[Start DATA EXTRACT]

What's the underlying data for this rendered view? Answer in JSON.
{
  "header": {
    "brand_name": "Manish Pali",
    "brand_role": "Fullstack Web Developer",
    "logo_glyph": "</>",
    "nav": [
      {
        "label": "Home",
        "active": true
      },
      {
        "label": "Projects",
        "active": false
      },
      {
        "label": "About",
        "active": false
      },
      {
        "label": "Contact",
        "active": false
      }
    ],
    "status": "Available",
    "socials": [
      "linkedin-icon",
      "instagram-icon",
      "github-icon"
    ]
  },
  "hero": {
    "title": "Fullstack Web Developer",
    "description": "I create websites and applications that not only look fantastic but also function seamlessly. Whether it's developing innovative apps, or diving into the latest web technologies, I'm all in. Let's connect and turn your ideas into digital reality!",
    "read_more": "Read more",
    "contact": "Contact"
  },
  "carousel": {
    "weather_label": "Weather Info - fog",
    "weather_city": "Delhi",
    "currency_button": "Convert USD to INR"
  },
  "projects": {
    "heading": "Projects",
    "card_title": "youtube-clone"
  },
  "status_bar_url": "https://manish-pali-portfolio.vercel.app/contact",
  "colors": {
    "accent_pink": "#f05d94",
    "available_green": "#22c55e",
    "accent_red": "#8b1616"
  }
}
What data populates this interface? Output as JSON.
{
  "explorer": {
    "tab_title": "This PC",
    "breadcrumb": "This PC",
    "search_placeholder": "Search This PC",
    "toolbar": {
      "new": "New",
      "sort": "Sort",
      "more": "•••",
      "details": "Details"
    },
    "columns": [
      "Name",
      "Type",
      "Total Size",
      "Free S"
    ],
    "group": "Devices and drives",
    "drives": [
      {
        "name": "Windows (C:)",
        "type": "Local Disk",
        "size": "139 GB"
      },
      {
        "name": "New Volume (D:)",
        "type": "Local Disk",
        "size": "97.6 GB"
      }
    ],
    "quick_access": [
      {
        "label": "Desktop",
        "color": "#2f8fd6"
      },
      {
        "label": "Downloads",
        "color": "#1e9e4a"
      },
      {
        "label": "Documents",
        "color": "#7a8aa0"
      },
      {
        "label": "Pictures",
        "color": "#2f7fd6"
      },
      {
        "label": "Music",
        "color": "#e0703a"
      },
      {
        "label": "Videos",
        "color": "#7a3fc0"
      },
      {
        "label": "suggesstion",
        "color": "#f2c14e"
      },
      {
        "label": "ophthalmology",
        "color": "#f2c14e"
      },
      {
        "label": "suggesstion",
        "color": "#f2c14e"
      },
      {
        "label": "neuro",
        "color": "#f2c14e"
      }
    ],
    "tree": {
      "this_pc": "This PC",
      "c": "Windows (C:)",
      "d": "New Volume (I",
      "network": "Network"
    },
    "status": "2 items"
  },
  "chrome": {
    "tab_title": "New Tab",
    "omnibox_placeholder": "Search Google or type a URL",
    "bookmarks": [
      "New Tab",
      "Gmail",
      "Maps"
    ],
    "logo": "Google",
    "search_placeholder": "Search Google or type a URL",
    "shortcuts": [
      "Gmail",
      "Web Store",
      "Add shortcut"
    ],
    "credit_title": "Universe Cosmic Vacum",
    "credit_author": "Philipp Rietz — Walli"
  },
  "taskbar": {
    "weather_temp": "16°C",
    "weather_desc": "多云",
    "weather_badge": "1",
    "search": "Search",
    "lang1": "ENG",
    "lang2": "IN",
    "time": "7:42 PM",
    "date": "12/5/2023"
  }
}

[End DATA EXTRACT]

Faithfully reproduce all of the records, character for character.

▶ **SOLUTION TO THE EXERCISE**:
What's the underlying data for this rendered view? Answer in JSON.
{
  "header": {
    "brand_name": "Manish Pali",
    "brand_role": "Fullstack Web Developer",
    "logo_glyph": "</>",
    "nav": [
      {
        "label": "Home",
        "active": true
      },
      {
        "label": "Projects",
        "active": false
      },
      {
        "label": "About",
        "active": false
      },
      {
        "label": "Contact",
        "active": false
      }
    ],
    "status": "Available",
    "socials": [
      "linkedin-icon",
      "instagram-icon",
      "github-icon"
    ]
  },
  "hero": {
    "title": "Fullstack Web Developer",
    "description": "I create websites and applications that not only look fantastic but also function seamlessly. Whether it's developing innovative apps, or diving into the latest web technologies, I'm all in. Let's connect and turn your ideas into digital reality!",
    "read_more": "Read more",
    "contact": "Contact"
  },
  "carousel": {
    "weather_label": "Weather Info - fog",
    "weather_city": "Delhi",
    "currency_button": "Convert USD to INR"
  },
  "projects": {
    "heading": "Projects",
    "card_title": "youtube-clone"
  },
  "status_bar_url": "https://manish-pali-portfolio.vercel.app/contact",
  "colors": {
    "accent_pink": "#f05d94",
    "available_green": "#22c55e",
    "accent_red": "#8b1616"
  }
}
What data populates this interface? Output as JSON.
{
  "explorer": {
    "tab_title": "This PC",
    "breadcrumb": "This PC",
    "search_placeholder": "Search This PC",
    "toolbar": {
      "new": "New",
      "sort": "Sort",
      "more": "•••",
      "details": "Details"
    },
    "columns": [
      "Name",
      "Type",
      "Total Size",
      "Free S"
    ],
    "group": "Devices and drives",
    "drives": [
      {
        "name": "Windows (C:)",
        "type": "Local Disk",
        "size": "139 GB"
      },
      {
        "name": "New Volume (D:)",
        "type": "Local Disk",
        "size": "97.6 GB"
      }
    ],
    "quick_access": [
      {
        "label": "Desktop",
        "color": "#2f8fd6"
      },
      {
        "label": "Downloads",
        "color": "#1e9e4a"
      },
      {
        "label": "Documents",
        "color": "#7a8aa0"
      },
      {
        "label": "Pictures",
        "color": "#2f7fd6"
      },
      {
        "label": "Music",
        "color": "#e0703a"
      },
      {
        "label": "Videos",
        "color": "#7a3fc0"
      },
      {
        "label": "suggesstion",
        "color": "#f2c14e"
      },
      {
        "label": "ophthalmology",
        "color": "#f2c14e"
      },
      {
        "label": "suggesstion",
        "color": "#f2c14e"
      },
      {
        "label": "neuro",
        "color": "#f2c14e"
      }
    ],
    "tree": {
      "this_pc": "This PC",
      "c": "Windows (C:)",
      "d": "New Volume (I",
      "network": "Network"
    },
    "status": "2 items"
  },
  "chrome": {
    "tab_title": "New Tab",
    "omnibox_placeholder": "Search Google or type a URL",
    "bookmarks": [
      "New Tab",
      "Gmail",
      "Maps"
    ],
    "logo": "Google",
    "search_placeholder": "Search Google or type a URL",
    "shortcuts": [
      "Gmail",
      "Web Store",
      "Add shortcut"
    ],
    "credit_title": "Universe Cosmic Vacum",
    "credit_author": "Philipp Rietz — Walli"
  },
  "taskbar": {
    "weather_temp": "16°C",
    "weather_desc": "多云",
    "weather_badge": "1",
    "search": "Search",
    "lang1": "ENG",
    "lang2": "IN",
    "time": "7:42 PM",
    "date": "12/5/2023"
  }
}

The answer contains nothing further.